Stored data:
--- BEGIN ---

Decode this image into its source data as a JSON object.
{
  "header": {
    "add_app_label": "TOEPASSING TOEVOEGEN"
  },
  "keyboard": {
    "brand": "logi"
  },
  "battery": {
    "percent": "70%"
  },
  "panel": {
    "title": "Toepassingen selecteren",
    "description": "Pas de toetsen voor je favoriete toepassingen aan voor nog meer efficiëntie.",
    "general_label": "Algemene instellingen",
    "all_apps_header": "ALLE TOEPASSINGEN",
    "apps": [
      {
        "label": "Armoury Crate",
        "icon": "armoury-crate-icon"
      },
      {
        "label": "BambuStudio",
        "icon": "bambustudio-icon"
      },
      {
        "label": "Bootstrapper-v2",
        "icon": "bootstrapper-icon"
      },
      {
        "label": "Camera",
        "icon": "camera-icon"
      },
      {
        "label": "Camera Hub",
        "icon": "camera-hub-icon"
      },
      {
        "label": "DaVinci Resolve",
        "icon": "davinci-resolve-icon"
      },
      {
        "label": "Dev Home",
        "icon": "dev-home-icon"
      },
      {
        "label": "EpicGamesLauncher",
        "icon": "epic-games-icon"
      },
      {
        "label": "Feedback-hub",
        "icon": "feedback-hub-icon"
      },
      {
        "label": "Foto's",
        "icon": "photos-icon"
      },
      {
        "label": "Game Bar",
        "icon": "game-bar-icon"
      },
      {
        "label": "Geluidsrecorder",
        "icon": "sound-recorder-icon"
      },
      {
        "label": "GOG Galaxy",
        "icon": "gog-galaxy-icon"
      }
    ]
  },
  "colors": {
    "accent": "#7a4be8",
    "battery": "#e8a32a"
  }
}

--- END ---

## [Aim]
Give every line of the material again, exactly as it reads.

## [Full output]
Decode this image into its source data as a JSON object.
{
  "header": {
    "add_app_label": "TOEPASSING TOEVOEGEN"
  },
  "keyboard": {
    "brand": "logi"
  },
  "battery": {
    "percent": "70%"
  },
  "panel": {
    "title": "Toepassingen selecteren",
    "description": "Pas de toetsen voor je favoriete toepassingen aan voor nog meer efficiëntie.",
    "general_label": "Algemene instellingen",
    "all_apps_header": "ALLE TOEPASSINGEN",
    "apps": [
      {
        "label": "Armoury Crate",
        "icon": "armoury-crate-icon"
      },
      {
        "label": "BambuStudio",
        "icon": "bambustudio-icon"
      },
      {
        "label": "Bootstrapper-v2",
        "icon": "bootstrapper-icon"
      },
      {
        "label": "Camera",
        "icon": "camera-icon"
      },
      {
        "label": "Camera Hub",
        "icon": "camera-hub-icon"
      },
      {
        "label": "DaVinci Resolve",
        "icon": "davinci-resolve-icon"
      },
      {
        "label": "Dev Home",
        "icon": "dev-home-icon"
      },
      {
        "label": "EpicGamesLauncher",
        "icon": "epic-games-icon"
      },
      {
        "label": "Feedback-hub",
        "icon": "feedback-hub-icon"
      },
      {
        "label": "Foto's",
        "icon": "photos-icon"
      },
      {
        "label": "Game Bar",
        "icon": "game-bar-icon"
      },
      {
        "label": "Geluidsrecorder",
        "icon": "sound-recorder-icon"
      },
      {
        "label": "GOG Galaxy",
        "icon": "gog-galaxy-icon"
      }
    ]
  },
  "colors": {
    "accent": "#7a4be8",
    "battery": "#e8a32a"
  }
}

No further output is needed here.